## Start

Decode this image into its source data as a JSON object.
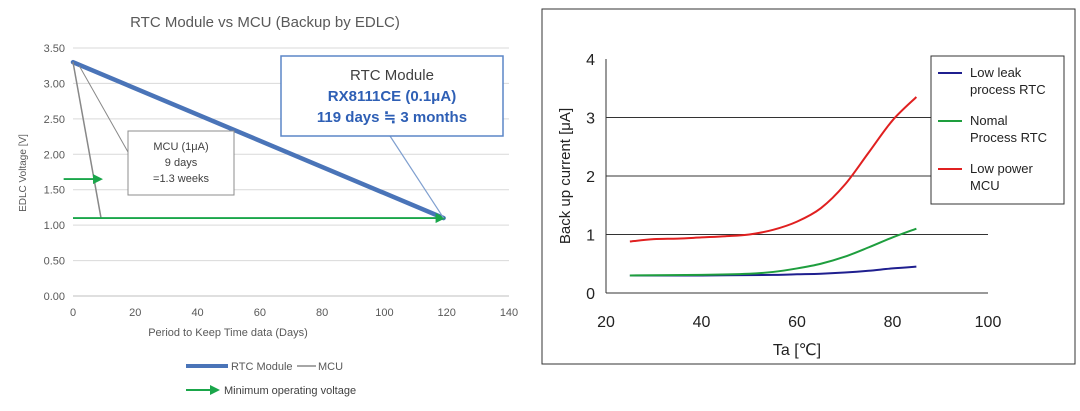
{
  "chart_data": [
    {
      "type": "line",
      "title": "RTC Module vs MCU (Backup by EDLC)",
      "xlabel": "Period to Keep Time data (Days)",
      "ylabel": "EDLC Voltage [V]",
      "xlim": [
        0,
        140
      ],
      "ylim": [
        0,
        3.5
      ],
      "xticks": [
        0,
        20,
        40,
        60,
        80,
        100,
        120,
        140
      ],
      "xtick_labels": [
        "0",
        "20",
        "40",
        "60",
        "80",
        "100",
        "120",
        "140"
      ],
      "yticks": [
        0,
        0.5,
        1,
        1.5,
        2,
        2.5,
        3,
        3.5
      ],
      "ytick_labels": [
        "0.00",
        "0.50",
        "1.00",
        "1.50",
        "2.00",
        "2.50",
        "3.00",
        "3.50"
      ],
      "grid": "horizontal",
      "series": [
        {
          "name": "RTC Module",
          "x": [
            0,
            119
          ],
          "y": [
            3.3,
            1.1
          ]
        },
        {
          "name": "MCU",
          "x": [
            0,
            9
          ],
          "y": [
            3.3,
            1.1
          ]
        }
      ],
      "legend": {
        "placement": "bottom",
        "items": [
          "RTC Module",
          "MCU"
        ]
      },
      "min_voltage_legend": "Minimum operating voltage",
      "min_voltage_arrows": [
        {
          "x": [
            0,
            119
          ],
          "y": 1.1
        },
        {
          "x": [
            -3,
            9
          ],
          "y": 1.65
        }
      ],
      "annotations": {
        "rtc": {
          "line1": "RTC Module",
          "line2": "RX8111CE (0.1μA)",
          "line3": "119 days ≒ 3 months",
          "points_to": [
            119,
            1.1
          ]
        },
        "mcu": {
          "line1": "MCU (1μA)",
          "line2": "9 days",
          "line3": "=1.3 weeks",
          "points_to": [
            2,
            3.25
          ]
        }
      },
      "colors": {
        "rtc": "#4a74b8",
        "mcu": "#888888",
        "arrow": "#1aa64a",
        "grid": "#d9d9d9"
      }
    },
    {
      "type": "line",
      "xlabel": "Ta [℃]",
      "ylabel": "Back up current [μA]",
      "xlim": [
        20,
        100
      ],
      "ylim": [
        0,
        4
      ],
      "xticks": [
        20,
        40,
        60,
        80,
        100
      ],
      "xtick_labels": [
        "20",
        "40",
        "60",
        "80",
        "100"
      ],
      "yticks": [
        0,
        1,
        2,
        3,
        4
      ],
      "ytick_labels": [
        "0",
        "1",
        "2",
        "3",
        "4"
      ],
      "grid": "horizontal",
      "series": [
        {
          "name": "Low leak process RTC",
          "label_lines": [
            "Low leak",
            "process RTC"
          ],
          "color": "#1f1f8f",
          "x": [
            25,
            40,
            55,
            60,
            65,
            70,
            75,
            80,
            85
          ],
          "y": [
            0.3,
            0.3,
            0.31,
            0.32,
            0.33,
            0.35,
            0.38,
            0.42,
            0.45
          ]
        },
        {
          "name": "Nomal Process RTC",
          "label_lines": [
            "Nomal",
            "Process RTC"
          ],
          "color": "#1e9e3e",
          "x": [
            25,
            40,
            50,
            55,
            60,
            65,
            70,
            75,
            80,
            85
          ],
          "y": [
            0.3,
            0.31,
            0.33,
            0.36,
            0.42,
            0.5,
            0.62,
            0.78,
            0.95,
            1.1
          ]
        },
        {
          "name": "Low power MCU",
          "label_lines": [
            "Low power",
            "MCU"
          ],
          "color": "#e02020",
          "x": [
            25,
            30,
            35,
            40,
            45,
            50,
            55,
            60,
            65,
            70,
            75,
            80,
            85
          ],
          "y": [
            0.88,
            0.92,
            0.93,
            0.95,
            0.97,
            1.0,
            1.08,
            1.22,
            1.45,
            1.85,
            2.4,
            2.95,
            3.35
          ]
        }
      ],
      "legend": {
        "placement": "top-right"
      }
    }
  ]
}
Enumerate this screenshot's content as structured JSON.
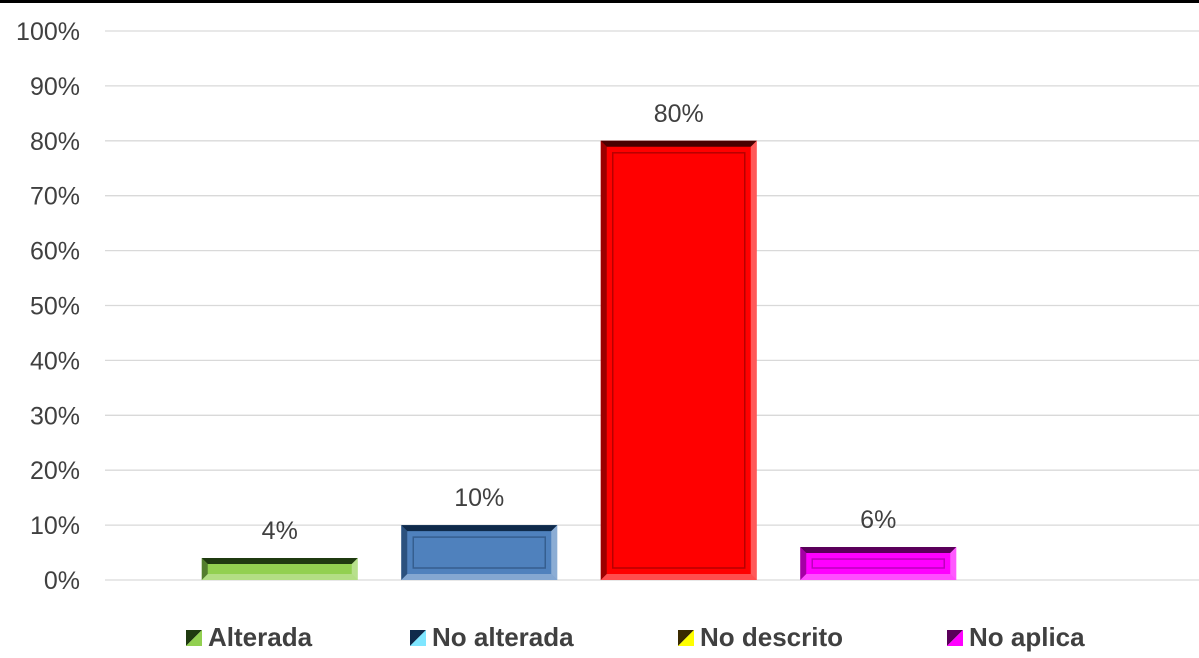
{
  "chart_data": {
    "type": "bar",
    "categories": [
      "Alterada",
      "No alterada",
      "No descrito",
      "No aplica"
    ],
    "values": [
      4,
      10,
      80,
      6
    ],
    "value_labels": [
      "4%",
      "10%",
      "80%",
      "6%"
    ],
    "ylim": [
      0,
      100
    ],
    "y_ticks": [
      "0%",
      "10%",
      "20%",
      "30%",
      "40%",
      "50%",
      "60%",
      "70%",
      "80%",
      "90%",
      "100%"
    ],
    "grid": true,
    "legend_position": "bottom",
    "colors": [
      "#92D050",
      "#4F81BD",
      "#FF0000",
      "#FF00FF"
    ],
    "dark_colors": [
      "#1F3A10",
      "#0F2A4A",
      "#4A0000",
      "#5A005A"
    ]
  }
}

## End

[GOAL OF THE EXERCISE] Determine how many lines of the listing above hold the word "bottom". Report that number without anything else.

[WRITTEN SOLUTION] 2